**Required work**
If a line in the data below contains the word "coats", copy it out.

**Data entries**

········

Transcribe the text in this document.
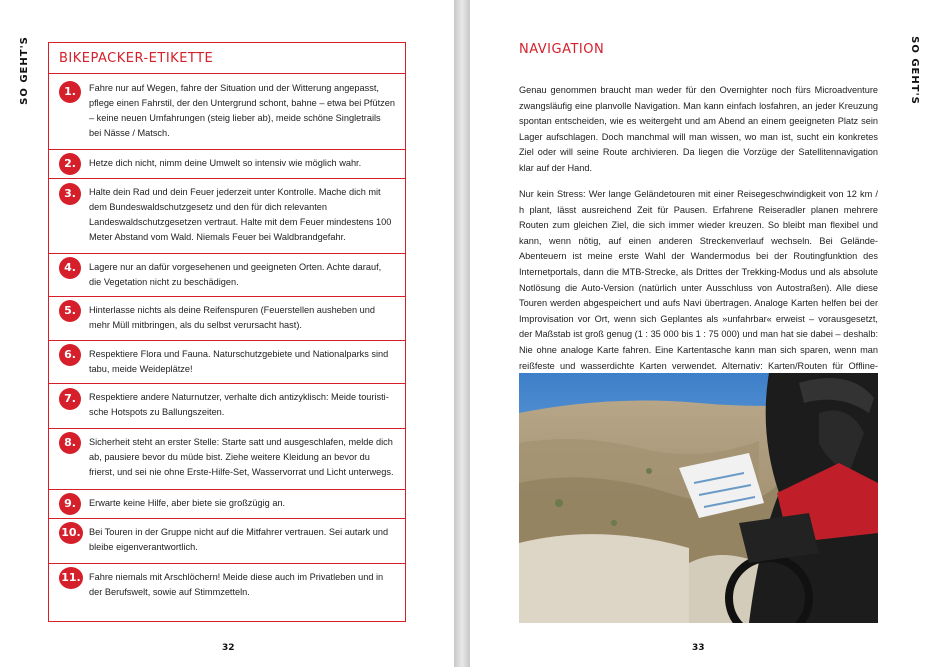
SO GEHT'S	SO GEHT'S
BIKEPACKER-ETIKETTE
1.	Fahre nur auf Wegen, fahre der Situation und der Witterung angepasst, pflege einen Fahrstil, der den Untergrund schont, bahne – etwa bei Pfützen – keine neuen Umfahrungen (steig lieber ab), meide schöne Singletrails bei Nässe / Matsch.
2.	Hetze dich nicht, nimm deine Umwelt so intensiv wie möglich wahr.
3.	Halte dein Rad und dein Feuer jederzeit unter Kontrolle. Mache dich mit dem Bundeswaldschutzgesetz und den für dich relevanten Landeswaldschutzgesetzen vertraut. Halte mit dem Feuer mindestens 100 Meter Abstand vom Wald. Niemals Feuer bei Waldbrandgefahr.
4.	Lagere nur an dafür vorgesehenen und geeigneten Orten. Achte darauf, die Vegetation nicht zu beschädigen.
5.	Hinterlasse nichts als deine Reifenspuren (Feuerstellen ausheben und mehr Müll mitbringen, als du selbst verursacht hast).
6.	Respektiere Flora und Fauna. Naturschutzgebiete und Nationalparks sind tabu, meide Weideplätze!
7.	Respektiere andere Naturnutzer, verhalte dich antizyklisch: Meide touristische Hotspots zu Ballungszeiten.
8.	Sicherheit steht an erster Stelle: Starte satt und ausgeschlafen, melde dich ab, pausiere bevor du müde bist. Ziehe weitere Kleidung an bevor du frierst, und sei nie ohne Erste-Hilfe-Set, Wasservorrat und Licht unterwegs.
9.	Erwarte keine Hilfe, aber biete sie großzügig an.
10. Bei Touren in der Gruppe nicht auf die Mitfahrer vertrauen. Sei autark und bleibe eigenverantwortlich.
11. Fahre niemals mit Arschlöchern! Meide diese auch im Privatleben und in der Berufswelt, sowie auf Stimmzetteln.
32
NAVIGATION
Genau genommen braucht man weder für den Overnighter noch fürs Microadventure zwangsläufig eine planvolle Navigation. Man kann einfach losfahren, an jeder Kreuzung spontan entscheiden, wie es weitergeht und am Abend an einem geeigneten Platz sein Lager aufschlagen. Doch manchmal will man wissen, wo man ist, sucht ein konkretes Ziel oder will seine Route archivieren. Da liegen die Vorzüge der Satellitennavigation klar auf der Hand.
Nur kein Stress: Wer lange Geländetouren mit einer Reisegeschwindigkeit von 12 km / h plant, lässt ausreichend Zeit für Pausen. Erfahrene Reiseradler planen mehrere Routen zum gleichen Ziel, die sich immer wieder kreuzen. So bleibt man flexibel und kann, wenn nötig, auf einen anderen Streckenverlauf wechseln. Bei Gelände-Abenteuern ist meine erste Wahl der Wandermodus bei der Routingfunktion des Internetportals, dann die MTB-Strecke, als Drittes der Trekking-Modus und als absolute Notlösung die Auto-Version (natürlich unter Ausschluss von Autostraßen). Alle diese Touren werden abgespeichert und aufs Navi übertragen. Analoge Karten helfen bei der Improvisation vor Ort, wenn sich Geplantes als »unfahrbar« erweist – vorausgesetzt, der Maßstab ist groß genug (1 : 35 000 bis 1 : 75 000) und man hat sie dabei – deshalb: Nie ohne analoge Karte fahren. Eine Kartentasche kann man sich sparen, wenn man reißfeste und wasserdichte Karten verwendet. Alternativ: Karten/Routen für Offline-
33
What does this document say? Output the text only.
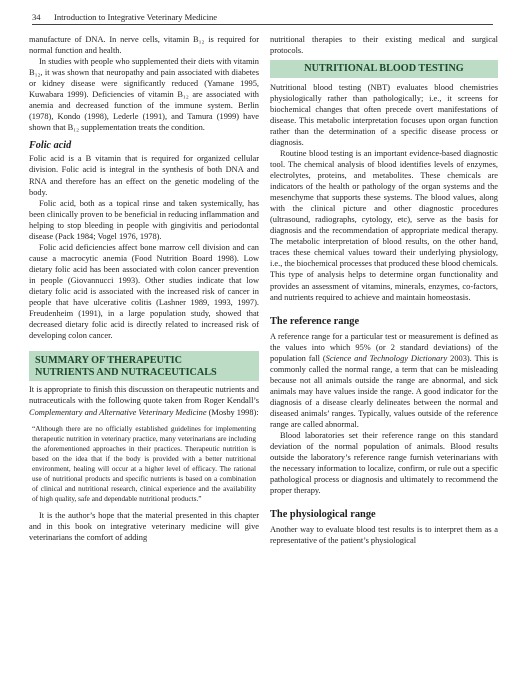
34 Introduction to Integrative Veterinary Medicine

manufacture of DNA. In nerve cells, vitamin B₁₂ is required for normal function and health.

In studies with people who supplemented their diets with vitamin B₁₂, it was shown that neuropathy and pain associated with diabetes or kidney disease were significantly reduced (Yamane 1995, Kuwabara 1999). Deficiencies of vitamin B₁₂ are associated with anemia and decreased function of the immune system. Berlin (1978), Kondo (1998), Lederle (1991), and Tamura (1999) have shown that B₁₂ supplementation treats the condition.

Folic acid

Folic acid is a B vitamin that is required for organized cellular division. Folic acid is integral in the synthesis of both DNA and RNA and therefore has an effect on the genetic modeling of the body.

Folic acid, both as a topical rinse and taken systemically, has been clinically proven to be beneficial in reducing inflammation and helping to stop bleeding in people with gingivitis and periodontal disease (Pack 1984; Vogel 1976, 1978).

Folic acid deficiencies affect bone marrow cell division and can cause a macrocytic anemia (Food Nutrition Board 1998). Low dietary folic acid has been associated with colon cancer prevention in people (Giovannucci 1993). Other studies indicate that low dietary folic acid is associated with the increased risk of cancer in people that have ulcerative colitis (Lashner 1989, 1993, 1997). Freudenheim (1991), in a large population study, showed that decreased dietary folic acid is directly related to increased risk of developing colon cancer.

SUMMARY OF THERAPEUTIC
NUTRIENTS AND NUTRACEUTICALS

It is appropriate to finish this discussion on therapeutic nutrients and nutraceuticals with the following quote taken from Roger Kendall’s Complementary and Alternative Veterinary Medicine (Mosby 1998):

“Although there are no officially established guidelines for implementing therapeutic nutrition in veterinary practice, many veterinarians are including the aforementioned approaches in their practices. Therapeutic nutrition is based on the idea that if the body is provided with a better nutritional environment, healing will occur at a higher level of efficacy. The rational use of nutritional products and specific nutrients is based on a combination of clinical and nutritional research, clinical experience and the availability of high quality, safe and dependable nutritional products.”

It is the author’s hope that the material presented in this chapter and in this book on integrative veterinary medicine will give veterinarians the comfort of adding

nutritional therapies to their existing medical and surgical protocols.

NUTRITIONAL BLOOD TESTING

Nutritional blood testing (NBT) evaluates blood chemistries physiologically rather than pathologically; i.e., it screens for biochemical changes that often precede overt manifestations of disease. This metabolic interpretation focuses upon organ function rather than the determination of a specific disease process or diagnosis.

Routine blood testing is an important evidence-based diagnostic tool. The chemical analysis of blood identifies levels of enzymes, electrolytes, proteins, and metabolites. These chemicals are indicators of the health or pathology of the organ systems and the mesenchyme that supports these systems. The blood values, along with the clinical picture and other diagnostic procedures (ultrasound, radiographs, cytology, etc), serve as the basis for diagnosis and the recommendation of appropriate medical therapy. The metabolic interpretation of blood results, on the other hand, traces these chemical values toward their underlying physiology, i.e., the biochemical processes that produced these blood chemicals. This type of analysis helps to determine organ functionality and provides an assessment of vitamins, minerals, enzymes, co-factors, and nutrients required to achieve and maintain homeostasis.

The reference range

A reference range for a particular test or measurement is defined as the values into which 95% (or 2 standard deviations) of the population fall (Science and Technology Dictionary 2003). This is commonly called the normal range, a term that can be misleading because not all animals outside the range are abnormal, and sick animals may have values inside the range. A good indicator for the diagnosis of a disease clearly delineates between the normal and diseased animals’ ranges. Typically, values outside of the reference range are called abnormal.

Blood laboratories set their reference range on this standard deviation of the normal population of animals. Blood results outside the laboratory’s reference range furnish veterinarians with the necessary information to localize, confirm, or rule out a specific pathological process or diagnosis and ultimately to recommend the proper therapy.

The physiological range

Another way to evaluate blood test results is to interpret them as a representative of the patient’s physiological
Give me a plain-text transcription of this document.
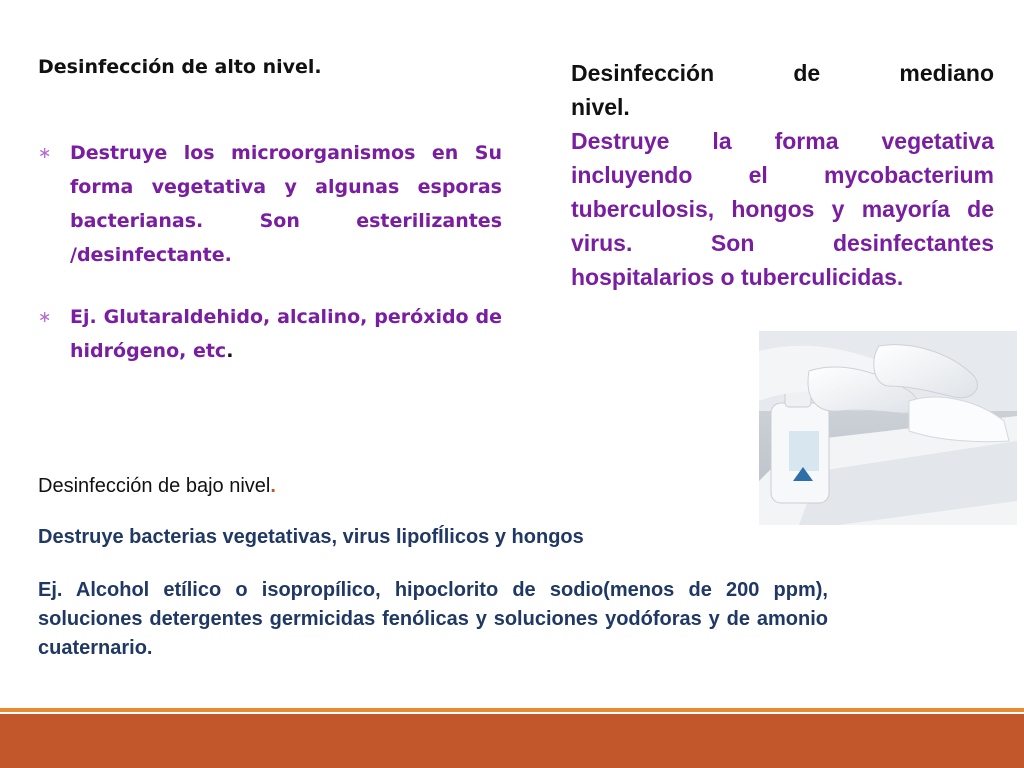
Desinfección de alto nivel.
∗ Destruye los microorganismos en Su forma vegetativa y algunas esporas bacterianas. Son esterilizantes /desinfectante.
∗ Ej. Glutaraldehido, alcalino, peróxido de hidrógeno, etc.
Desinfección de mediano
nivel.
Destruye la forma vegetativa incluyendo el mycobacterium tuberculosis, hongos y mayoría de virus. Son desinfectantes hospitalarios o tuberculicidas.
Desinfección de bajo nivel.
Destruye bacterias vegetativas, virus lipofÍlicos y hongos
Ej. Alcohol etílico o isopropílico, hipoclorito de sodio(menos de 200 ppm), soluciones detergentes germicidas fenólicas y soluciones yodóforas y de amonio cuaternario.
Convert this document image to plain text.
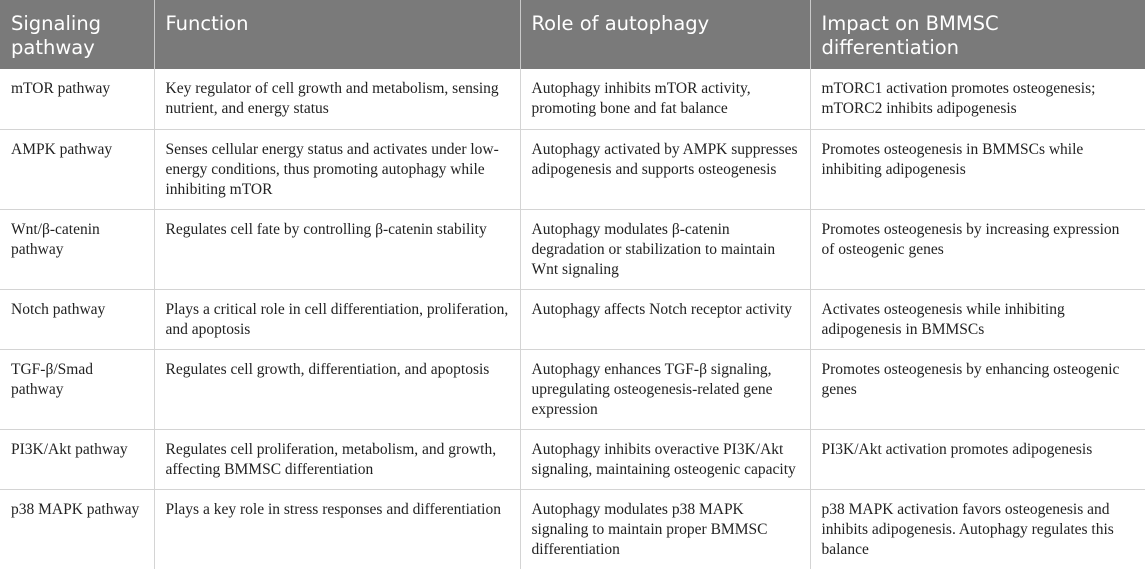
Signaling pathway	Function	Role of autophagy	Impact on BMMSC differentiation
mTOR pathway	Key regulator of cell growth and metabolism, sensing nutrient, and energy status	Autophagy inhibits mTOR activity, promoting bone and fat balance	mTORC1 activation promotes osteogenesis; mTORC2 inhibits adipogenesis
AMPK pathway	Senses cellular energy status and activates under low-energy conditions, thus promoting autophagy while inhibiting mTOR	Autophagy activated by AMPK suppresses adipogenesis and supports osteogenesis	Promotes osteogenesis in BMMSCs while inhibiting adipogenesis
Wnt/β-catenin pathway	Regulates cell fate by controlling β-catenin stability	Autophagy modulates β-catenin degradation or stabilization to maintain Wnt signaling	Promotes osteogenesis by increasing expression of osteogenic genes
Notch pathway	Plays a critical role in cell differentiation, proliferation, and apoptosis	Autophagy affects Notch receptor activity	Activates osteogenesis while inhibiting adipogenesis in BMMSCs
TGF-β/Smad pathway	Regulates cell growth, differentiation, and apoptosis	Autophagy enhances TGF-β signaling, upregulating osteogenesis-related gene expression	Promotes osteogenesis by enhancing osteogenic genes
PI3K/Akt pathway	Regulates cell proliferation, metabolism, and growth, affecting BMMSC differentiation	Autophagy inhibits overactive PI3K/Akt signaling, maintaining osteogenic capacity	PI3K/Akt activation promotes adipogenesis
p38 MAPK pathway	Plays a key role in stress responses and differentiation	Autophagy modulates p38 MAPK signaling to maintain proper BMMSC differentiation	p38 MAPK activation favors osteogenesis and inhibits adipogenesis. Autophagy regulates this balance
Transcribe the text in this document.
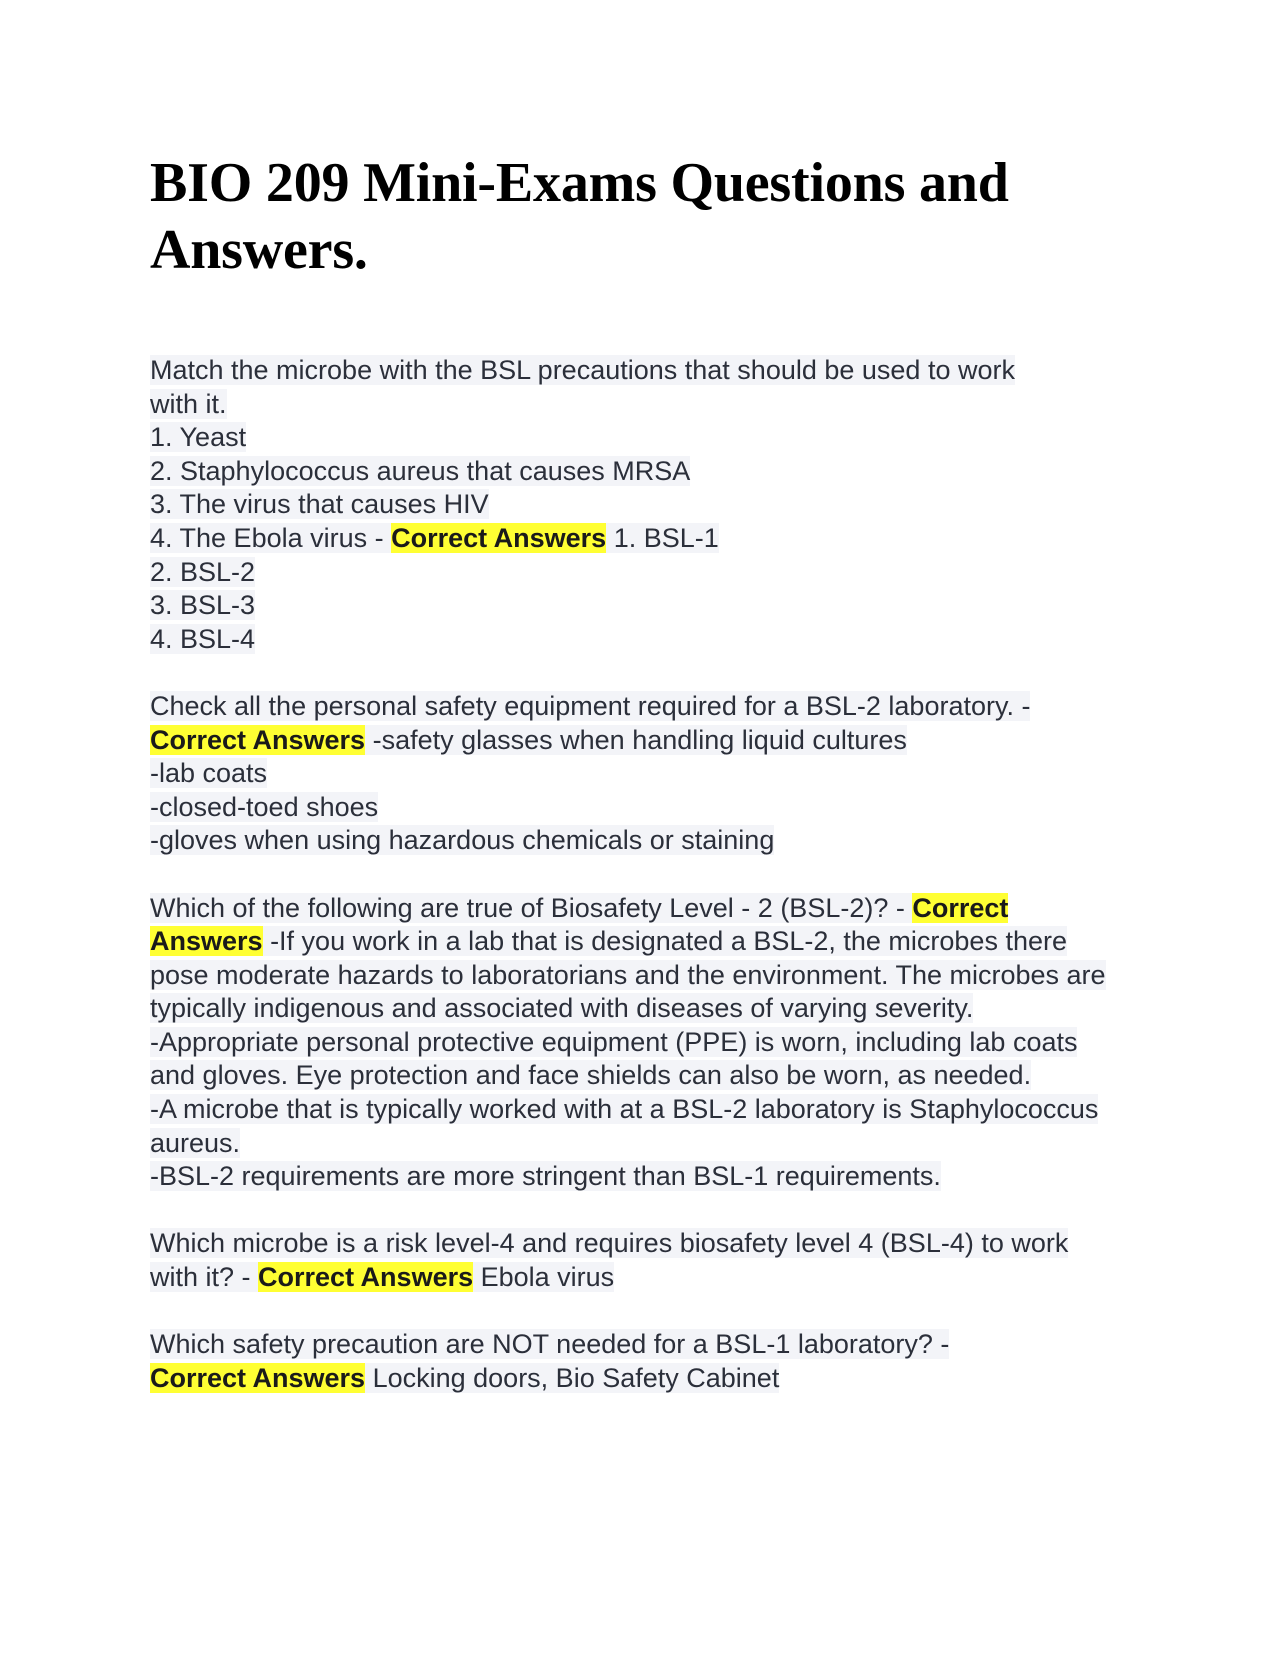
BIO 209 Mini-Exams Questions and Answers.
Match the microbe with the BSL precautions that should be used to work
with it.
1. Yeast
2. Staphylococcus aureus that causes MRSA
3. The virus that causes HIV
4. The Ebola virus - Correct Answers 1. BSL-1
2. BSL-2
3. BSL-3
4. BSL-4
Check all the personal safety equipment required for a BSL-2 laboratory. -
Correct Answers -safety glasses when handling liquid cultures
-lab coats
-closed-toed shoes
-gloves when using hazardous chemicals or staining
Which of the following are true of Biosafety Level - 2 (BSL-2)? - Correct Answers -If you work in a lab that is designated a BSL-2, the microbes there pose moderate hazards to laboratorians and the environment. The microbes are typically indigenous and associated with diseases of varying severity.
-Appropriate personal protective equipment (PPE) is worn, including lab coats and gloves. Eye protection and face shields can also be worn, as needed.
-A microbe that is typically worked with at a BSL-2 laboratory is Staphylococcus aureus.
-BSL-2 requirements are more stringent than BSL-1 requirements.
Which microbe is a risk level-4 and requires biosafety level 4 (BSL-4) to work with it? - Correct Answers Ebola virus
Which safety precaution are NOT needed for a BSL-1 laboratory? -
Correct Answers Locking doors, Bio Safety Cabinet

········

**Exercise output**
-lab coats
-Appropriate personal protective equipment (PPE) is worn, including lab coats and gloves. Eye protection and face shields can also be worn, as needed.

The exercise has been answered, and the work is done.